• Tugas Anda:
- a) Ulangi kata demi kata bagian teks tentang sistem pemerintahan di antara "5. Perdana Menteri" dan "selama tujuh tahun.", termasuk kedua ujung itu.
- b) Teruskan teks tentang sistem pemerintahan mulai setelah kalimat terakhirnya.

• Teks Bacaan:
┄┄┄┄┄┄┄┄┄┄

5. Perdana Menteri sewaktu-waktu dapat mengadakan pemilihan umum sebelum masa
jabatan Parlemen yang lamanya lima tahun berakhir.
6. Hanya ada dua partai besar (Partai konservatif dan Partai Buruh), sehingga partai
yang memenangkan pemilu di beri hak untuk memerintah, partai yang kalah sebagai
oposisi.
b. Perancis
1. Kedudukan presiden kuat, karena dipilih langung oleh rakyat.
2. Kepala negara dipegang Presiden dengan masa jabatan selama tujuh tahun.
3. Presiden diberi wewenang untuk bertindak pada masa darurat dalam menyelesaikan
krisis.
4. Jika terjadi pertentangan antara kabinet dengan legislative, presiden boleh
membubarkan legislative.

┄┄┄┄┄┄┄┄┄┄

• Data Tercatat:
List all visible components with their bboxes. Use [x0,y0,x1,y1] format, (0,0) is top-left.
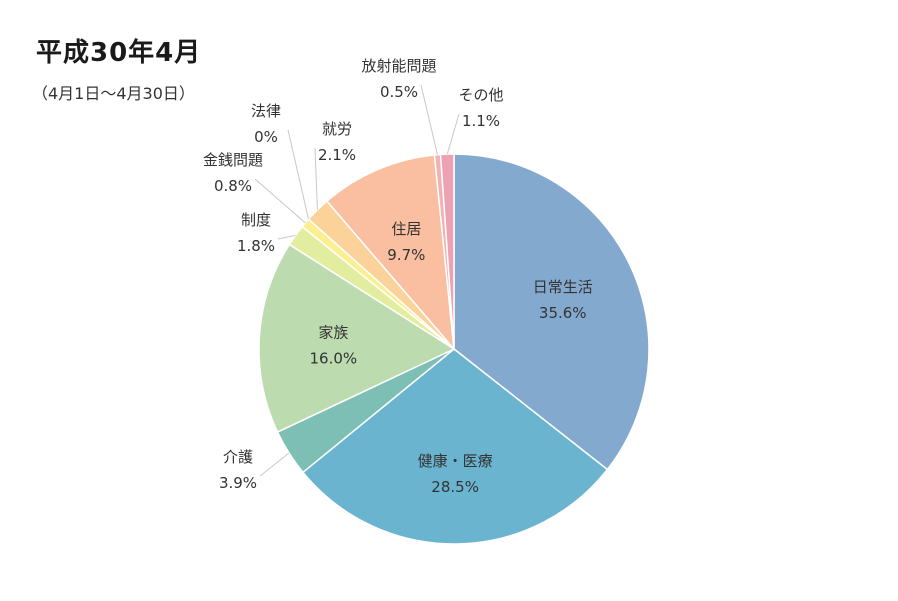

┄┄┄┄┄┄┄┄┄┄

• Jawaban:
- a)
5. Perdana Menteri sewaktu-waktu dapat mengadakan pemilihan umum sebelum masa
jabatan Parlemen yang lamanya lima tahun berakhir.
6. Hanya ada dua partai besar (Partai konservatif dan Partai Buruh), sehingga partai
yang memenangkan pemilu di beri hak untuk memerintah, partai yang kalah sebagai
oposisi.
b. Perancis
1. Kedudukan presiden kuat, karena dipilih langung oleh rakyat.
2. Kepala negara dipegang Presiden dengan masa jabatan selama tujuh tahun.

- b)
5. Jika ada suatu UU yang telah disetujui legislative, namun tidak disetujui presiden,
maka dapat diajukan langsung kepada rakyat melalui referendum atau diminta
pertimbangan dari Majelis Konstitusional.
6. Penerimaan mosi dan interpelasi dipersukar, misalnya sebelum sebuah mosi boleh
diajukan dalam sidang badan legislative, harus didukung oleh 10% dari jumlah
anggota badan itu.
7. Sistem pemerintahan Perancis ini sebenarnya bukan parlementer murni. Tetapi
pemisahan jabatan kepala negara dan kepala pemerintahan memang menunjukkan
cirri parlementer.
c. India
1. Badan eksekutif terdiri dari seorang presiden sebagai kepala negara dan menteri-
menteri yang dipimpin oleh seorang perdana menteri.
2. Presiden dipilih untuk masa jabatan lima tahun oleh anggota-anggota badan
legislative baik di pusat maupun di negara-negara bagian.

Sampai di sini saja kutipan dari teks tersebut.